### REQUIRED TASK
Lines that include the word "screenshot" are the ones to copy.
* start GIVEN ENTRIES *
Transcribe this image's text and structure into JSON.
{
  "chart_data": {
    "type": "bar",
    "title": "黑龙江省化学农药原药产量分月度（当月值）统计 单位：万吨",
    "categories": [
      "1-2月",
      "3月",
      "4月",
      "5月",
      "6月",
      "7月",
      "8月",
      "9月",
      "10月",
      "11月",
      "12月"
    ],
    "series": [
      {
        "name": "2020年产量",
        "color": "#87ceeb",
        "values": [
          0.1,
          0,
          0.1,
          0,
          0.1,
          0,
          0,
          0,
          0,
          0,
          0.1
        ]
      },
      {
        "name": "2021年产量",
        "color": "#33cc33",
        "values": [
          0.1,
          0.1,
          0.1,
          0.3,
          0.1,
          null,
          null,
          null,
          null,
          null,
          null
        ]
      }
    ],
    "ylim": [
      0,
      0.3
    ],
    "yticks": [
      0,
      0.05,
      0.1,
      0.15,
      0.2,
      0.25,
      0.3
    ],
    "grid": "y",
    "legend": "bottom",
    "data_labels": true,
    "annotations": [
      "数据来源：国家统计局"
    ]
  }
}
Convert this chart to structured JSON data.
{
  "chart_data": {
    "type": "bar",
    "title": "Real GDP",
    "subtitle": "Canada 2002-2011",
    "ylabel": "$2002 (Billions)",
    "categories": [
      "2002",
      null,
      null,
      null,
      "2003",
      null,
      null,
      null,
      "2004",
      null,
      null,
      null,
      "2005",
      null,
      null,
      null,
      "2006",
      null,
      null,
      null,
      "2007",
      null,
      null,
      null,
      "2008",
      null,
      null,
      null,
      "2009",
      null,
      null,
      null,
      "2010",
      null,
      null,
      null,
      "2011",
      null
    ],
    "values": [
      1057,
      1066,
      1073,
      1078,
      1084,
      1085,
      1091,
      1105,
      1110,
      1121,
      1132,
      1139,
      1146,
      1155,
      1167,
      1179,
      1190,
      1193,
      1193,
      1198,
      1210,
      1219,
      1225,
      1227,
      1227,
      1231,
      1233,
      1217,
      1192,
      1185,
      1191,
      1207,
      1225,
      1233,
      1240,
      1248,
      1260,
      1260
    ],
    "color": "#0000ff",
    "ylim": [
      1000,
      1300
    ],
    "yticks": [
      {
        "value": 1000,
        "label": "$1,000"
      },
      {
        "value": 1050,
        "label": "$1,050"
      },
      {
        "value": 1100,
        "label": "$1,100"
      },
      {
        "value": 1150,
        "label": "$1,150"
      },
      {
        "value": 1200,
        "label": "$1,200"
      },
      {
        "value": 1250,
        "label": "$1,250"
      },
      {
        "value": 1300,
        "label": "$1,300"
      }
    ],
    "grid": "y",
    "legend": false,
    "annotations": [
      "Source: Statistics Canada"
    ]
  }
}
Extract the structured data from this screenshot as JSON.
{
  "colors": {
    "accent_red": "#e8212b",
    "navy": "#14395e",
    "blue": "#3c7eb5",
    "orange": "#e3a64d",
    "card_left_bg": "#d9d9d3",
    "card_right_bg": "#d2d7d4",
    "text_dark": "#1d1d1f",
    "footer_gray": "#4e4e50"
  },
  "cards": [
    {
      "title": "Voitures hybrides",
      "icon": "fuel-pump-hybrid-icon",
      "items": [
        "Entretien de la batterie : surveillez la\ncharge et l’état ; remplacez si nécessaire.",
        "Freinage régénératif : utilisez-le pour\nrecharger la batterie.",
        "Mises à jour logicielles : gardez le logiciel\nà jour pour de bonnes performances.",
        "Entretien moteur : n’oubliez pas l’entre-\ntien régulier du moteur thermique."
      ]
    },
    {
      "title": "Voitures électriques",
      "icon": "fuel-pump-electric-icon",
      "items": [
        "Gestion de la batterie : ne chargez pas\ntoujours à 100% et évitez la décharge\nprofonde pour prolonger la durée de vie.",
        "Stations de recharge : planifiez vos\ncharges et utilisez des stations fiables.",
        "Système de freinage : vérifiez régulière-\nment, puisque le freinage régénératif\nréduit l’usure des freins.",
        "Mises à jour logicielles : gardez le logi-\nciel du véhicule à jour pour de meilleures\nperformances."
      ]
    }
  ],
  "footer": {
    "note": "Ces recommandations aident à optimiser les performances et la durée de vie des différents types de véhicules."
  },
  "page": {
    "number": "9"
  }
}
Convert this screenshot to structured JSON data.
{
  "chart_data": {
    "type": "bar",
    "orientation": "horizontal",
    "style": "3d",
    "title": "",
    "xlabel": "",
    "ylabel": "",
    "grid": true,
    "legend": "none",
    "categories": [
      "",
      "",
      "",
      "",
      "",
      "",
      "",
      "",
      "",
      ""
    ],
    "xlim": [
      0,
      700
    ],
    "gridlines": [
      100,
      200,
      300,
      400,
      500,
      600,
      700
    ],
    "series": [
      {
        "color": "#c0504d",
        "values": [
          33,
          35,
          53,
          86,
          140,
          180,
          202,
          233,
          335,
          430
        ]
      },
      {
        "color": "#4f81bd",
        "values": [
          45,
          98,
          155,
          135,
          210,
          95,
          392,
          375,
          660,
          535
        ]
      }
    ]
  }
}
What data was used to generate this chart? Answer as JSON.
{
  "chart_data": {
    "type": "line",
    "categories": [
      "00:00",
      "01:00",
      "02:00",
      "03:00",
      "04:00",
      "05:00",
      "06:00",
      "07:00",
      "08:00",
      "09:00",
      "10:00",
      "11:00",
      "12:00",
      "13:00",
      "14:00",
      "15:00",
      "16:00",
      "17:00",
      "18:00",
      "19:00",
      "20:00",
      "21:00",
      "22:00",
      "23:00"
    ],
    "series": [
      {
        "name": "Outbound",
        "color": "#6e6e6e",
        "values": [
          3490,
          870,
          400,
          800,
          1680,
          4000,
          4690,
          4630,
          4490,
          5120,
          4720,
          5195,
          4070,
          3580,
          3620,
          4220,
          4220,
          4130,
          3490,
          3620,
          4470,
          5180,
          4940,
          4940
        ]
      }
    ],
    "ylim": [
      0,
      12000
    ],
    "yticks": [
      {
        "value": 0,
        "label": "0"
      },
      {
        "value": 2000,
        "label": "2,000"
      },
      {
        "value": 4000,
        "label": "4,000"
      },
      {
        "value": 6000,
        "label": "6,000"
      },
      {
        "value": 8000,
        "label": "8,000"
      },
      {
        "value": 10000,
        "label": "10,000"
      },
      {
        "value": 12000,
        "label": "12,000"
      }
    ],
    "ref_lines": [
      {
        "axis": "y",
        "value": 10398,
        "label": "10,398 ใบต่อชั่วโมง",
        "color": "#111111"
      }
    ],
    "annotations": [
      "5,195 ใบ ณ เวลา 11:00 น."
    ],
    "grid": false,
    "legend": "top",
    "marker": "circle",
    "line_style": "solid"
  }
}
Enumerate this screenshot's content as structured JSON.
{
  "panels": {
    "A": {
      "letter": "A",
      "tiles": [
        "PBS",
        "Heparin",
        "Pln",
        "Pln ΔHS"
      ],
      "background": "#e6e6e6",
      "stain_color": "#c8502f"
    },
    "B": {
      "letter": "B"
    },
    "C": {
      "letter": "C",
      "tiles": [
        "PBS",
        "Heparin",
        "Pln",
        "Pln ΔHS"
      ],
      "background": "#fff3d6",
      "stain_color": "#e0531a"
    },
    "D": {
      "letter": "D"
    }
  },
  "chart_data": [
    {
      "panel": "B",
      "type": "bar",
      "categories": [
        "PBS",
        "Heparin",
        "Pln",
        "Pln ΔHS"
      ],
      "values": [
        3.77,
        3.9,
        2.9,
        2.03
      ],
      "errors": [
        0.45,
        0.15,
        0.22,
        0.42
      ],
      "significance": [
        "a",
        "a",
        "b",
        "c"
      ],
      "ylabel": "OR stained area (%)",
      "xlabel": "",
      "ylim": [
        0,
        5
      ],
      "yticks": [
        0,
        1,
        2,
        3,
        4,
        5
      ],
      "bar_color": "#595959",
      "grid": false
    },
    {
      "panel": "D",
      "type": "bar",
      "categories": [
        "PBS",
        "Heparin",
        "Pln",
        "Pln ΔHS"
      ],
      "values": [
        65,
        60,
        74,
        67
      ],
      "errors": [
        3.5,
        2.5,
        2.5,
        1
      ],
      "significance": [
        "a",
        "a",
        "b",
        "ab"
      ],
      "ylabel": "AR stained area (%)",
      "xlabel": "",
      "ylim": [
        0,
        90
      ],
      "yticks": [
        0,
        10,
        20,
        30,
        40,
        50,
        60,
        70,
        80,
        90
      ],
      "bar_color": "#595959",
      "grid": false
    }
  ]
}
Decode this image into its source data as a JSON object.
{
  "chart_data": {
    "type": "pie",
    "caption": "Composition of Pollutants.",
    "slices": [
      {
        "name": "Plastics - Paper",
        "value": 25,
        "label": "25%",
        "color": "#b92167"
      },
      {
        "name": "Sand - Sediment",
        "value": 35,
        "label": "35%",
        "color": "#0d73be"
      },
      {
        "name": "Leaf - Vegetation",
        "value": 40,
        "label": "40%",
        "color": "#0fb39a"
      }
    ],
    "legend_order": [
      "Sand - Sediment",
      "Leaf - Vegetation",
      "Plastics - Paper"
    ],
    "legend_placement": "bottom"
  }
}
* end GIVEN ENTRIES *
### EXERCISE RESULT
Extract the structured data from this screenshot as JSON.
Convert this screenshot to structured JSON data.
Enumerate this screenshot's content as structured JSON.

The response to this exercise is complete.